#### Stored rows

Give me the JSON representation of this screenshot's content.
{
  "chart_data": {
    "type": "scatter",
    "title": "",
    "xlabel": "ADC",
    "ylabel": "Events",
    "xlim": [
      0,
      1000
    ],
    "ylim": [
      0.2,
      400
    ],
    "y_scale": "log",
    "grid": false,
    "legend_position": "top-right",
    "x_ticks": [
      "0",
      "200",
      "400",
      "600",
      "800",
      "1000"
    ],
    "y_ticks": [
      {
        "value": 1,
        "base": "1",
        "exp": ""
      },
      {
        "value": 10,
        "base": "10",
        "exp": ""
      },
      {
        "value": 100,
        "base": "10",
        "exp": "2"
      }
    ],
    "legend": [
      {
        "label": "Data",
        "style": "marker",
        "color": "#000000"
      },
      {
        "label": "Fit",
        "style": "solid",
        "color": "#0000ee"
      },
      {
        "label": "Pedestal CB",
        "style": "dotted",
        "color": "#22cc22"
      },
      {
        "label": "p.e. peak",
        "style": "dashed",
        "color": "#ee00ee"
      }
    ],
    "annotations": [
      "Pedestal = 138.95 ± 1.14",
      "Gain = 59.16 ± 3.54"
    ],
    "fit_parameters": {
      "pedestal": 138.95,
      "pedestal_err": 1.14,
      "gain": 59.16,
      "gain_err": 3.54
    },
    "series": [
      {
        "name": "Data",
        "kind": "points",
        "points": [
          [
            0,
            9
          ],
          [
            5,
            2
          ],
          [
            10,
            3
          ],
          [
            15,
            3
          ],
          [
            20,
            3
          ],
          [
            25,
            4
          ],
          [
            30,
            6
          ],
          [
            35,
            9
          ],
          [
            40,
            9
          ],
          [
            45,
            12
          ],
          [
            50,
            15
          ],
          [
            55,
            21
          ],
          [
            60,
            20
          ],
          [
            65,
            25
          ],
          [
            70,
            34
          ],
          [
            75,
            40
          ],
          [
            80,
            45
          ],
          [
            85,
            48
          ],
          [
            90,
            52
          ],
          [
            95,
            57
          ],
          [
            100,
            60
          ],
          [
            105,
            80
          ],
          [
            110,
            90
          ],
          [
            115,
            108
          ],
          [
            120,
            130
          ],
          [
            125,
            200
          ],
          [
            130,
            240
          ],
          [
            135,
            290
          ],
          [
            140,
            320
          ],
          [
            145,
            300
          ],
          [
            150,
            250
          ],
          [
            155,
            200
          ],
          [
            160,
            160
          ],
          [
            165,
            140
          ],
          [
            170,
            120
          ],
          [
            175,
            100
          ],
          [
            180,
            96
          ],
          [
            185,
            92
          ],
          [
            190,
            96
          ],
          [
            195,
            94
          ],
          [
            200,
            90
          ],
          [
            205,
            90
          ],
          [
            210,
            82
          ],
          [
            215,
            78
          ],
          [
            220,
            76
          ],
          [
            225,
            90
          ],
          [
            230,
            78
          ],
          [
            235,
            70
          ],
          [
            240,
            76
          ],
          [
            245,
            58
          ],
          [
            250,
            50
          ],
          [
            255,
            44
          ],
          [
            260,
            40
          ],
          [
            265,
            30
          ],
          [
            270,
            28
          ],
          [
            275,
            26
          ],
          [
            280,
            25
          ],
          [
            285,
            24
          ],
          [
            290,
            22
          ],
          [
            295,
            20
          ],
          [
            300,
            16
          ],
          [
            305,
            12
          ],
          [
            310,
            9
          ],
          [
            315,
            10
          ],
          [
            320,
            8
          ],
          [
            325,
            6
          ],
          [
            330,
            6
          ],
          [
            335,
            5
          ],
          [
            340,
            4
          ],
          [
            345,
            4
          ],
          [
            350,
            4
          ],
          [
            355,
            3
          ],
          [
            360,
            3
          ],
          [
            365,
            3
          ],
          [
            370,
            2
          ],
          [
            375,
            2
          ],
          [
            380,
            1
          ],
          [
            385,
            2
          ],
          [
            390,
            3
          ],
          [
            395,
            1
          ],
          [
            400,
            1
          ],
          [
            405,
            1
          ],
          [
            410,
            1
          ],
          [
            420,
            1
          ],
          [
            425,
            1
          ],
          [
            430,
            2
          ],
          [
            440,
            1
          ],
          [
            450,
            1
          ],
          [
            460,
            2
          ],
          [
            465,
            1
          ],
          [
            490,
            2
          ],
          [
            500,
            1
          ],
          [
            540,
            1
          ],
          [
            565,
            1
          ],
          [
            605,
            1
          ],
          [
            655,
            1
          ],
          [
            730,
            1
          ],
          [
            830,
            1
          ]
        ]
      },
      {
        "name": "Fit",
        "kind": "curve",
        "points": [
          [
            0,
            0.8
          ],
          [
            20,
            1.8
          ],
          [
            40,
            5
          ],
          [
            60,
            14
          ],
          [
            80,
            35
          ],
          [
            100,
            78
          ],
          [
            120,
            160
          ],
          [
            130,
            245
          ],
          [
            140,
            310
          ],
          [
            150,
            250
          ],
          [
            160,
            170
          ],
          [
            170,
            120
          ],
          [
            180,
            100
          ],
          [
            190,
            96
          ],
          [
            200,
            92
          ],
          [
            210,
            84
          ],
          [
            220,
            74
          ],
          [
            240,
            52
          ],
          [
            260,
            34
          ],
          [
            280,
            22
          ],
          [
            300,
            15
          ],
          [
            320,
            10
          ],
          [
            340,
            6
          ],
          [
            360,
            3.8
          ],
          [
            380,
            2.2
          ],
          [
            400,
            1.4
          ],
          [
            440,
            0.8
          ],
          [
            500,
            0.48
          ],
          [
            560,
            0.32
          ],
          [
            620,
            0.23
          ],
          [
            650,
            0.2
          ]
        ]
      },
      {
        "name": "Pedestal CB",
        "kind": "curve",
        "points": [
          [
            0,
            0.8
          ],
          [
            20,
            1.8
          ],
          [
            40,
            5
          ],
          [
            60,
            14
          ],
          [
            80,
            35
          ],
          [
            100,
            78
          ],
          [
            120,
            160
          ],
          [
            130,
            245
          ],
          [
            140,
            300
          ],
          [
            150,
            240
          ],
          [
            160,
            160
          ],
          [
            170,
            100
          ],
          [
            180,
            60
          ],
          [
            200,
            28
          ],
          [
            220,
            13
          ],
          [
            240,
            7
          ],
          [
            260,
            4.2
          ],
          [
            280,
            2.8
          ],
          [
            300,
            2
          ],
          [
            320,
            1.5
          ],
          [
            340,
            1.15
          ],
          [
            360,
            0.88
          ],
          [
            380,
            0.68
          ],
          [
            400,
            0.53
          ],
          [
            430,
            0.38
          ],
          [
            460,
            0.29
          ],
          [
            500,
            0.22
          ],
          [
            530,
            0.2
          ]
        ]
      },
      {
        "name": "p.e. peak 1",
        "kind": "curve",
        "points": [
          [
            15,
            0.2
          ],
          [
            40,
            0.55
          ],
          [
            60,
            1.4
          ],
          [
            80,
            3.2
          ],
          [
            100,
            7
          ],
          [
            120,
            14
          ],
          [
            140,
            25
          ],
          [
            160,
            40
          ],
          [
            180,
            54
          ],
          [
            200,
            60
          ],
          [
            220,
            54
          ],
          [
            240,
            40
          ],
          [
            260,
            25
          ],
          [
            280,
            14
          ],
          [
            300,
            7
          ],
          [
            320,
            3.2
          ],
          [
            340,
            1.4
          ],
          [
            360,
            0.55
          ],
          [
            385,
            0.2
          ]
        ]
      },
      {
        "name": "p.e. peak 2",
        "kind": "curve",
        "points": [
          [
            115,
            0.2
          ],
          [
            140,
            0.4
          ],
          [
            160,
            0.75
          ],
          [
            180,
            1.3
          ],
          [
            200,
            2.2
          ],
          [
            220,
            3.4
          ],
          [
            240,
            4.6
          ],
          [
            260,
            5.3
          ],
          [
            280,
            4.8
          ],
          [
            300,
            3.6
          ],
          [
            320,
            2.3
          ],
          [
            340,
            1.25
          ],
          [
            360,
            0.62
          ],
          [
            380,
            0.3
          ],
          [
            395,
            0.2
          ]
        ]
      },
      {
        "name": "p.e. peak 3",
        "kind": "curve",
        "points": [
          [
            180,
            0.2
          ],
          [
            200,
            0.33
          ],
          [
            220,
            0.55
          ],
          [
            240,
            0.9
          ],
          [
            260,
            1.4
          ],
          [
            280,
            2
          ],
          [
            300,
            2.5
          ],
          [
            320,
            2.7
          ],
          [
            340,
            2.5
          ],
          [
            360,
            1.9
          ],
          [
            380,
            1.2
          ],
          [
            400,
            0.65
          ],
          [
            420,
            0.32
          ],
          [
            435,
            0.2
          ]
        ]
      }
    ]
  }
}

########

▶ [Required work] Copy out all lines where the word "color" appears.

▶ [Written answer]
        "color": "#000000"
        "color": "#0000ee"
        "color": "#22cc22"
        "color": "#ee00ee"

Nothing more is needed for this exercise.